## Stated task
Without including any images, repeat the data exactly.

## Data supplied

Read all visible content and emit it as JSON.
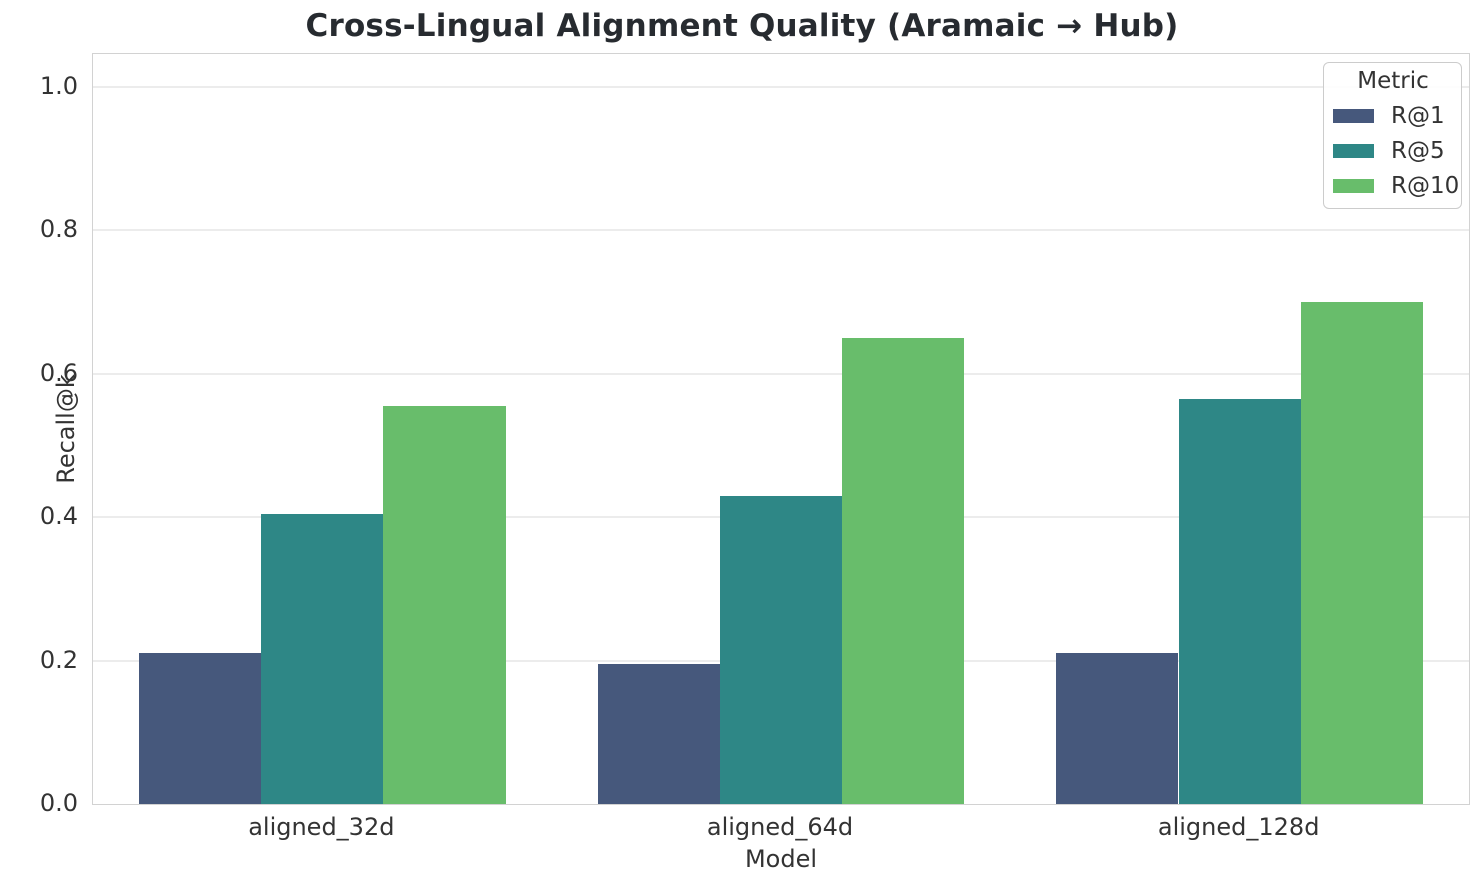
{
  "chart_data": {
    "type": "bar",
    "title": "Cross-Lingual Alignment Quality (Aramaic → Hub)",
    "xlabel": "Model",
    "ylabel": "Recall@k",
    "categories": [
      "aligned_32d",
      "aligned_64d",
      "aligned_128d"
    ],
    "series": [
      {
        "name": "R@1",
        "color": "#46587c",
        "values": [
          0.21,
          0.195,
          0.21
        ]
      },
      {
        "name": "R@5",
        "color": "#2e8786",
        "values": [
          0.405,
          0.43,
          0.565
        ]
      },
      {
        "name": "R@10",
        "color": "#68bd6b",
        "values": [
          0.555,
          0.65,
          0.7
        ]
      }
    ],
    "ylim": [
      0,
      1.046
    ],
    "yticks": [
      0.0,
      0.2,
      0.4,
      0.6,
      0.8,
      1.0
    ],
    "ytick_labels": [
      "0.0",
      "0.2",
      "0.4",
      "0.6",
      "0.8",
      "1.0"
    ],
    "grid": true,
    "legend": {
      "title": "Metric",
      "position": "upper right"
    },
    "bar_group_width_fraction": 0.8
  },
  "style": {
    "grid_color": "#ececec",
    "spine_color": "#d2d2d2",
    "text_color": "#333333",
    "title_color": "#272b30",
    "background": "#ffffff"
  }
}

## Output
Read all visible content and emit it as JSON.
{
  "chart_data": {
    "type": "bar",
    "title": "Cross-Lingual Alignment Quality (Aramaic → Hub)",
    "xlabel": "Model",
    "ylabel": "Recall@k",
    "categories": [
      "aligned_32d",
      "aligned_64d",
      "aligned_128d"
    ],
    "series": [
      {
        "name": "R@1",
        "color": "#46587c",
        "values": [
          0.21,
          0.195,
          0.21
        ]
      },
      {
        "name": "R@5",
        "color": "#2e8786",
        "values": [
          0.405,
          0.43,
          0.565
        ]
      },
      {
        "name": "R@10",
        "color": "#68bd6b",
        "values": [
          0.555,
          0.65,
          0.7
        ]
      }
    ],
    "ylim": [
      0,
      1.046
    ],
    "yticks": [
      0.0,
      0.2,
      0.4,
      0.6,
      0.8,
      1.0
    ],
    "ytick_labels": [
      "0.0",
      "0.2",
      "0.4",
      "0.6",
      "0.8",
      "1.0"
    ],
    "grid": true,
    "legend": {
      "title": "Metric",
      "position": "upper right"
    },
    "bar_group_width_fraction": 0.8
  },
  "style": {
    "grid_color": "#ececec",
    "spine_color": "#d2d2d2",
    "text_color": "#333333",
    "title_color": "#272b30",
    "background": "#ffffff"
  }
}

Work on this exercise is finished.